▶ Written task:
Reproduce all the lines exactly as they stand, apart from the pictures.

▶ Source data:
════
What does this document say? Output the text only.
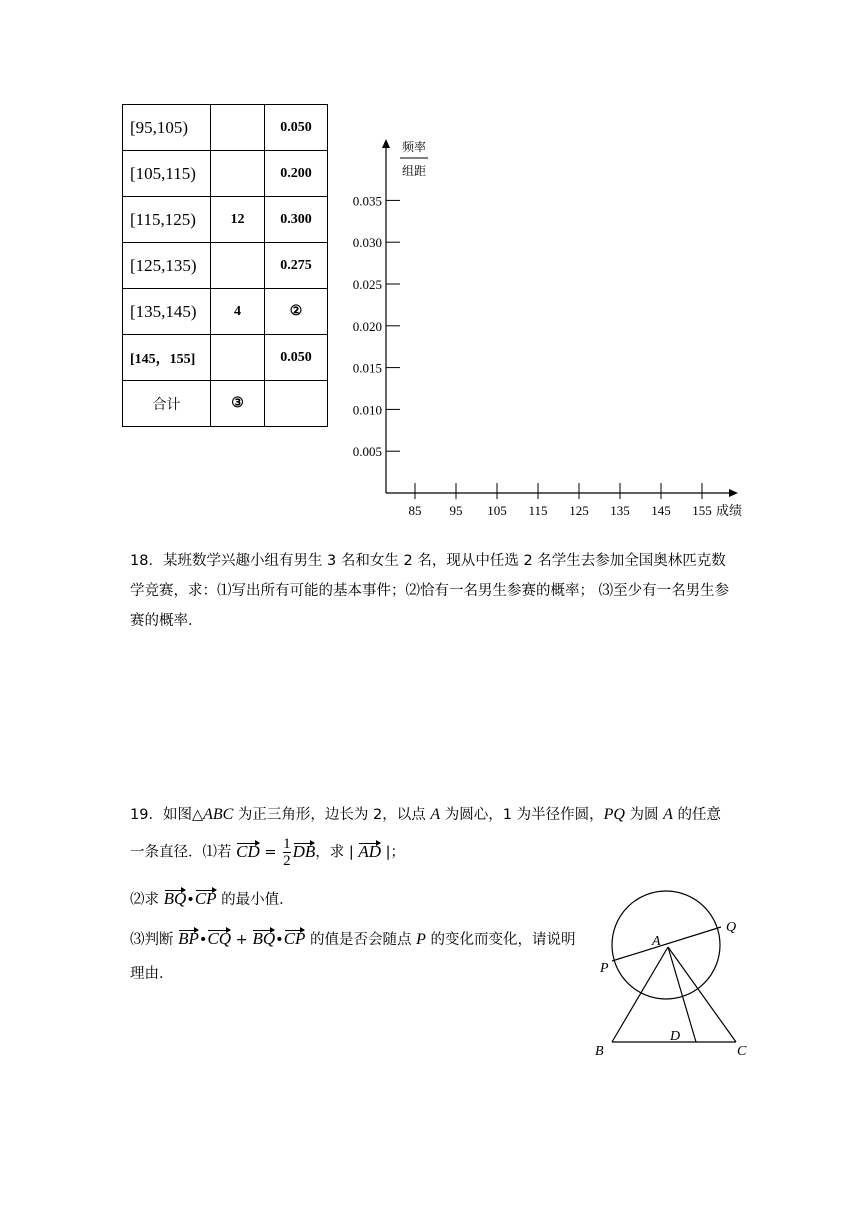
[95,105)		0.050
[105,115)		0.200
[115,125)	12	0.300
[125,135)		0.275
[135,145)	4	②
[145，155]		0.050
合计	③	
频率
组距
0.005
0.010
0.015
0.020
0.025
0.030
0.035
85 95 105 115 125 135 145 155 成绩
18．某班数学兴趣小组有男生 3 名和女生 2 名，现从中任选 2 名学生去参加全国奥林匹克数学竞赛，求：⑴写出所有可能的基本事件；⑵恰有一名男生参赛的概率； ⑶至少有一名男生参赛的概率．
19．如图△ABC 为正三角形，边长为 2，以点 A 为圆心，1 为半径作圆，PQ 为圆 A 的任意
一条直径．⑴若 CD = $\frac{1}{2}$ DB，求 | AD |；
⑵求 BQ•CP 的最小值．
⑶判断 BP•CQ + BQ•CP 的值是否会随点 P 的变化而变化，请说明
理由．	P
Q
A
B	C
D
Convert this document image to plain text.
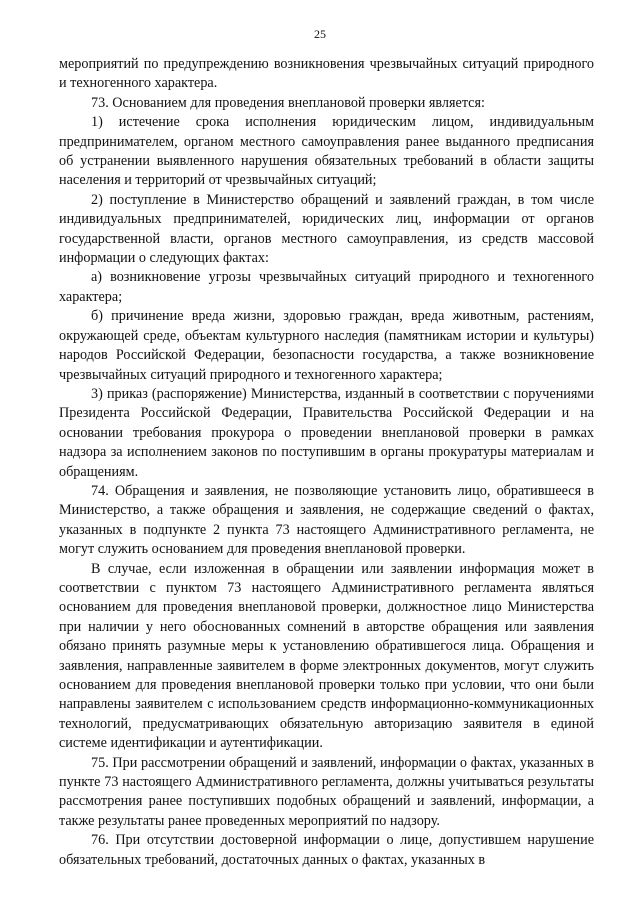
25

мероприятий по предупреждению возникновения чрезвычайных ситуаций природного и техногенного характера.

73. Основанием для проведения внеплановой проверки является:

1) истечение срока исполнения юридическим лицом, индивидуальным предпринимателем, органом местного самоуправления ранее выданного предписания об устранении выявленного нарушения обязательных требований в области защиты населения и территорий от чрезвычайных ситуаций;

2) поступление в Министерство обращений и заявлений граждан, в том числе индивидуальных предпринимателей, юридических лиц, информации от органов государственной власти, органов местного самоуправления, из средств массовой информации о следующих фактах:

а) возникновение угрозы чрезвычайных ситуаций природного и техногенного характера;

б) причинение вреда жизни, здоровью граждан, вреда животным, растениям, окружающей среде, объектам культурного наследия (памятникам истории и культуры) народов Российской Федерации, безопасности государства, а также возникновение чрезвычайных ситуаций природного и техногенного характера;

3) приказ (распоряжение) Министерства, изданный в соответствии с поручениями Президента Российской Федерации, Правительства Российской Федерации и на основании требования прокурора о проведении внеплановой проверки в рамках надзора за исполнением законов по поступившим в органы прокуратуры материалам и обращениям.

74. Обращения и заявления, не позволяющие установить лицо, обратившееся в Министерство, а также обращения и заявления, не содержащие сведений о фактах, указанных в подпункте 2 пункта 73 настоящего Административного регламента, не могут служить основанием для проведения внеплановой проверки.

В случае, если изложенная в обращении или заявлении информация может в соответствии с пунктом 73 настоящего Административного регламента являться основанием для проведения внеплановой проверки, должностное лицо Министерства при наличии у него обоснованных сомнений в авторстве обращения или заявления обязано принять разумные меры к установлению обратившегося лица. Обращения и заявления, направленные заявителем в форме электронных документов, могут служить основанием для проведения внеплановой проверки только при условии, что они были направлены заявителем с использованием средств информационно-коммуникационных технологий, предусматривающих обязательную авторизацию заявителя в единой системе идентификации и аутентификации.

75. При рассмотрении обращений и заявлений, информации о фактах, указанных в пункте 73 настоящего Административного регламента, должны учитываться результаты рассмотрения ранее поступивших подобных обращений и заявлений, информации, а также результаты ранее проведенных мероприятий по надзору.

76. При отсутствии достоверной информации о лице, допустившем нарушение обязательных требований, достаточных данных о фактах, указанных в
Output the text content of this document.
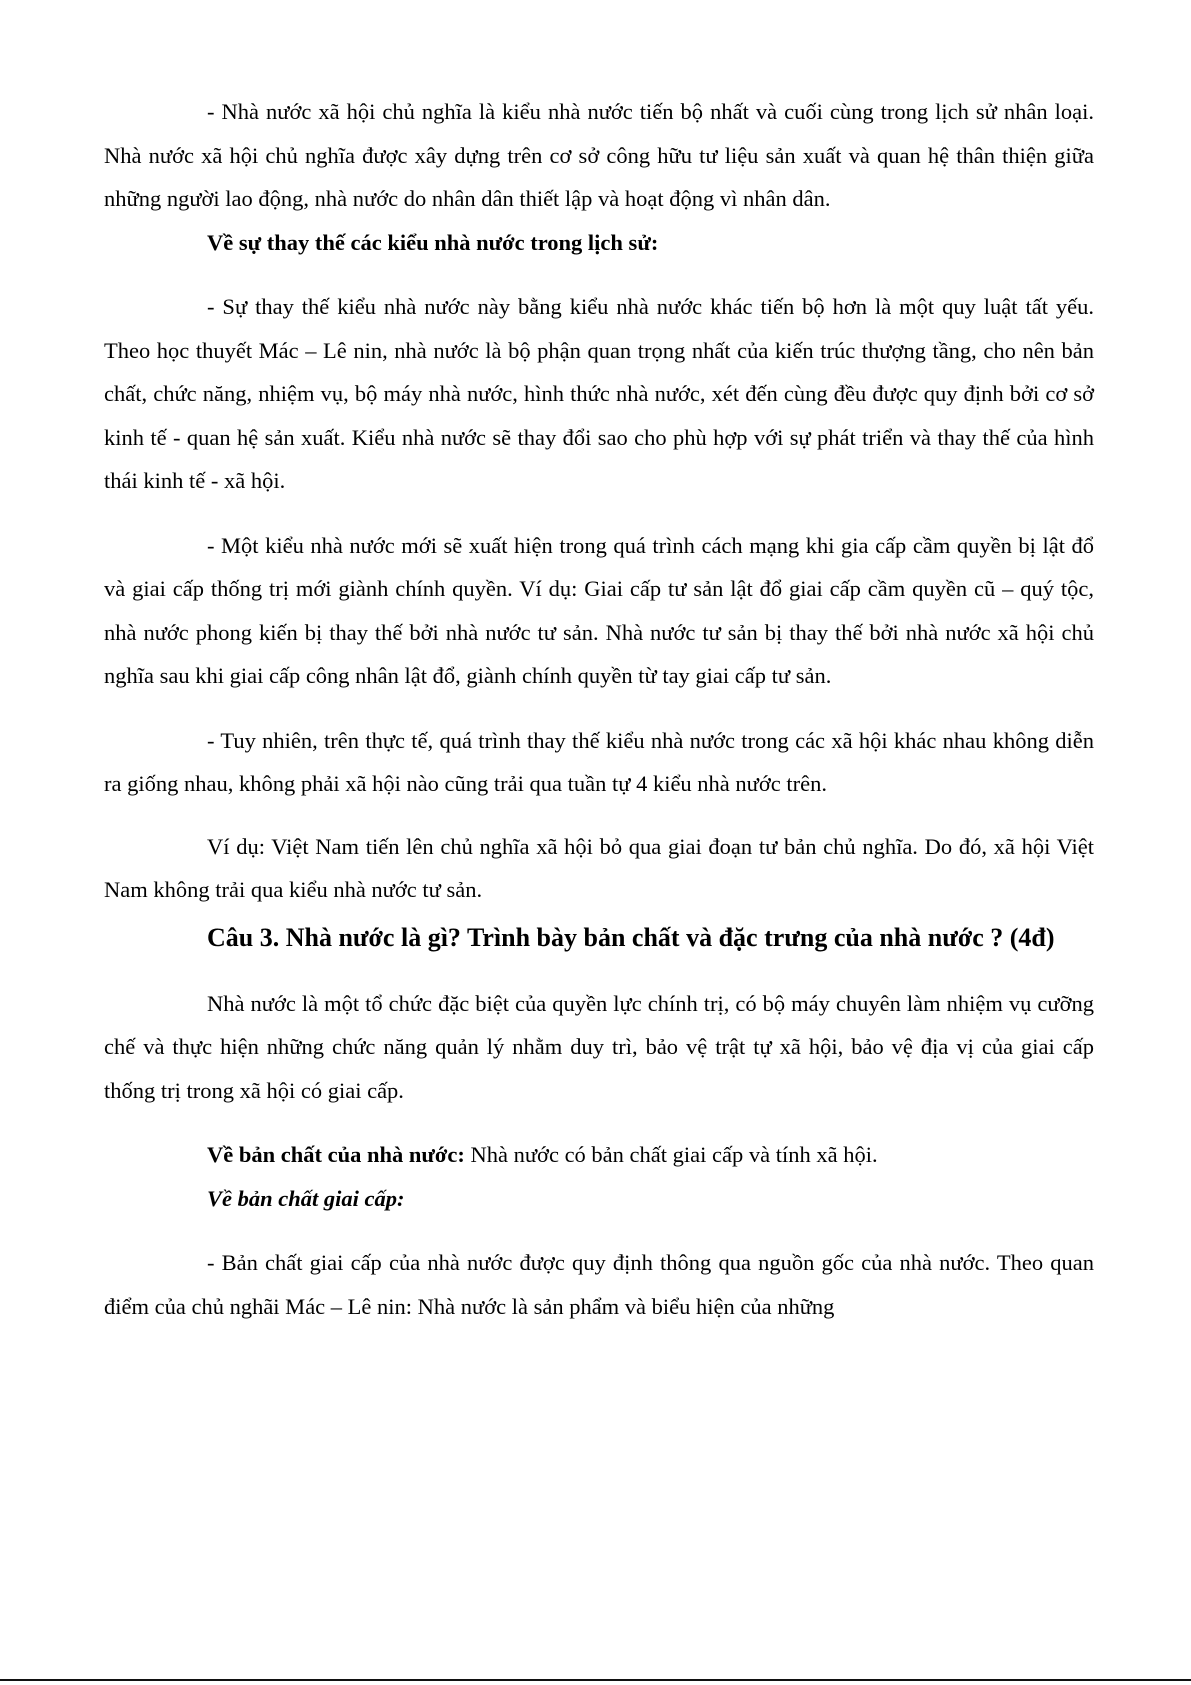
- Nhà nước xã hội chủ nghĩa là kiểu nhà nước tiến bộ nhất và cuối cùng trong lịch sử nhân loại. Nhà nước xã hội chủ nghĩa được xây dựng trên cơ sở công hữu tư liệu sản xuất và quan hệ thân thiện giữa những người lao động, nhà nước do nhân dân thiết lập và hoạt động vì nhân dân.

Về sự thay thế các kiểu nhà nước trong lịch sử:

- Sự thay thế kiểu nhà nước này bằng kiểu nhà nước khác tiến bộ hơn là một quy luật tất yếu. Theo học thuyết Mác – Lê nin, nhà nước là bộ phận quan trọng nhất của kiến trúc thượng tầng, cho nên bản chất, chức năng, nhiệm vụ, bộ máy nhà nước, hình thức nhà nước, xét đến cùng đều được quy định bởi cơ sở kinh tế - quan hệ sản xuất. Kiểu nhà nước sẽ thay đổi sao cho phù hợp với sự phát triển và thay thế của hình thái kinh tế - xã hội.

- Một kiểu nhà nước mới sẽ xuất hiện trong quá trình cách mạng khi gia cấp cầm quyền bị lật đổ và giai cấp thống trị mới giành chính quyền. Ví dụ: Giai cấp tư sản lật đổ giai cấp cầm quyền cũ – quý tộc, nhà nước phong kiến bị thay thế bởi nhà nước tư sản. Nhà nước tư sản bị thay thế bởi nhà nước xã hội chủ nghĩa sau khi giai cấp công nhân lật đổ, giành chính quyền từ tay giai cấp tư sản.

- Tuy nhiên, trên thực tế, quá trình thay thế kiểu nhà nước trong các xã hội khác nhau không diễn ra giống nhau, không phải xã hội nào cũng trải qua tuần tự 4 kiểu nhà nước trên.

Ví dụ: Việt Nam tiến lên chủ nghĩa xã hội bỏ qua giai đoạn tư bản chủ nghĩa. Do đó, xã hội Việt Nam không trải qua kiểu nhà nước tư sản.

Câu 3. Nhà nước là gì? Trình bày bản chất và đặc trưng của nhà nước ? (4đ)

Nhà nước là một tổ chức đặc biệt của quyền lực chính trị, có bộ máy chuyên làm nhiệm vụ cưỡng chế và thực hiện những chức năng quản lý nhằm duy trì, bảo vệ trật tự xã hội, bảo vệ địa vị của giai cấp thống trị trong xã hội có giai cấp.

Về bản chất của nhà nước: Nhà nước có bản chất giai cấp và tính xã hội.

Về bản chất giai cấp:

- Bản chất giai cấp của nhà nước được quy định thông qua nguồn gốc của nhà nước. Theo quan điểm của chủ nghãi Mác – Lê nin: Nhà nước là sản phẩm và biểu hiện của những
════
▶ Finished answer:
What does this document say? Output the text only.
[95,105)		0.050
[105,115)		0.200
[115,125)	12	0.300
[125,135)		0.275
[135,145)	4	②
[145，155]		0.050
合计	③	
频率
组距
0.005
0.010
0.015
0.020
0.025
0.030
0.035
85 95 105 115 125 135 145 155 成绩
18．某班数学兴趣小组有男生 3 名和女生 2 名，现从中任选 2 名学生去参加全国奥林匹克数学竞赛，求：⑴写出所有可能的基本事件；⑵恰有一名男生参赛的概率； ⑶至少有一名男生参赛的概率．
19．如图△ABC 为正三角形，边长为 2，以点 A 为圆心，1 为半径作圆，PQ 为圆 A 的任意
一条直径．⑴若 CD = $\frac{1}{2}$ DB，求 | AD |；
⑵求 BQ•CP 的最小值．
⑶判断 BP•CQ + BQ•CP 的值是否会随点 P 的变化而变化，请说明
理由．	P
Q
A
B	C
D
Convert this document image to plain text.
25

мероприятий по предупреждению возникновения чрезвычайных ситуаций природного и техногенного характера.

73. Основанием для проведения внеплановой проверки является:

1) истечение срока исполнения юридическим лицом, индивидуальным предпринимателем, органом местного самоуправления ранее выданного предписания об устранении выявленного нарушения обязательных требований в области защиты населения и территорий от чрезвычайных ситуаций;

2) поступление в Министерство обращений и заявлений граждан, в том числе индивидуальных предпринимателей, юридических лиц, информации от органов государственной власти, органов местного самоуправления, из средств массовой информации о следующих фактах:

а) возникновение угрозы чрезвычайных ситуаций природного и техногенного характера;

б) причинение вреда жизни, здоровью граждан, вреда животным, растениям, окружающей среде, объектам культурного наследия (памятникам истории и культуры) народов Российской Федерации, безопасности государства, а также возникновение чрезвычайных ситуаций природного и техногенного характера;

3) приказ (распоряжение) Министерства, изданный в соответствии с поручениями Президента Российской Федерации, Правительства Российской Федерации и на основании требования прокурора о проведении внеплановой проверки в рамках надзора за исполнением законов по поступившим в органы прокуратуры материалам и обращениям.

74. Обращения и заявления, не позволяющие установить лицо, обратившееся в Министерство, а также обращения и заявления, не содержащие сведений о фактах, указанных в подпункте 2 пункта 73 настоящего Административного регламента, не могут служить основанием для проведения внеплановой проверки.

В случае, если изложенная в обращении или заявлении информация может в соответствии с пунктом 73 настоящего Административного регламента являться основанием для проведения внеплановой проверки, должностное лицо Министерства при наличии у него обоснованных сомнений в авторстве обращения или заявления обязано принять разумные меры к установлению обратившегося лица. Обращения и заявления, направленные заявителем в форме электронных документов, могут служить основанием для проведения внеплановой проверки только при условии, что они были направлены заявителем с использованием средств информационно-коммуникационных технологий, предусматривающих обязательную авторизацию заявителя в единой системе идентификации и аутентификации.

75. При рассмотрении обращений и заявлений, информации о фактах, указанных в пункте 73 настоящего Административного регламента, должны учитываться результаты рассмотрения ранее поступивших подобных обращений и заявлений, информации, а также результаты ранее проведенных мероприятий по надзору.

76. При отсутствии достоверной информации о лице, допустившем нарушение обязательных требований, достаточных данных о фактах, указанных в
Output the text content of this document.
- Nhà nước xã hội chủ nghĩa là kiểu nhà nước tiến bộ nhất và cuối cùng trong lịch sử nhân loại. Nhà nước xã hội chủ nghĩa được xây dựng trên cơ sở công hữu tư liệu sản xuất và quan hệ thân thiện giữa những người lao động, nhà nước do nhân dân thiết lập và hoạt động vì nhân dân.

Về sự thay thế các kiểu nhà nước trong lịch sử:

- Sự thay thế kiểu nhà nước này bằng kiểu nhà nước khác tiến bộ hơn là một quy luật tất yếu. Theo học thuyết Mác – Lê nin, nhà nước là bộ phận quan trọng nhất của kiến trúc thượng tầng, cho nên bản chất, chức năng, nhiệm vụ, bộ máy nhà nước, hình thức nhà nước, xét đến cùng đều được quy định bởi cơ sở kinh tế - quan hệ sản xuất. Kiểu nhà nước sẽ thay đổi sao cho phù hợp với sự phát triển và thay thế của hình thái kinh tế - xã hội.

- Một kiểu nhà nước mới sẽ xuất hiện trong quá trình cách mạng khi gia cấp cầm quyền bị lật đổ và giai cấp thống trị mới giành chính quyền. Ví dụ: Giai cấp tư sản lật đổ giai cấp cầm quyền cũ – quý tộc, nhà nước phong kiến bị thay thế bởi nhà nước tư sản. Nhà nước tư sản bị thay thế bởi nhà nước xã hội chủ nghĩa sau khi giai cấp công nhân lật đổ, giành chính quyền từ tay giai cấp tư sản.

- Tuy nhiên, trên thực tế, quá trình thay thế kiểu nhà nước trong các xã hội khác nhau không diễn ra giống nhau, không phải xã hội nào cũng trải qua tuần tự 4 kiểu nhà nước trên.

Ví dụ: Việt Nam tiến lên chủ nghĩa xã hội bỏ qua giai đoạn tư bản chủ nghĩa. Do đó, xã hội Việt Nam không trải qua kiểu nhà nước tư sản.

Câu 3. Nhà nước là gì? Trình bày bản chất và đặc trưng của nhà nước ? (4đ)

Nhà nước là một tổ chức đặc biệt của quyền lực chính trị, có bộ máy chuyên làm nhiệm vụ cưỡng chế và thực hiện những chức năng quản lý nhằm duy trì, bảo vệ trật tự xã hội, bảo vệ địa vị của giai cấp thống trị trong xã hội có giai cấp.

Về bản chất của nhà nước: Nhà nước có bản chất giai cấp và tính xã hội.

Về bản chất giai cấp:

- Bản chất giai cấp của nhà nước được quy định thông qua nguồn gốc của nhà nước. Theo quan điểm của chủ nghãi Mác – Lê nin: Nhà nước là sản phẩm và biểu hiện của những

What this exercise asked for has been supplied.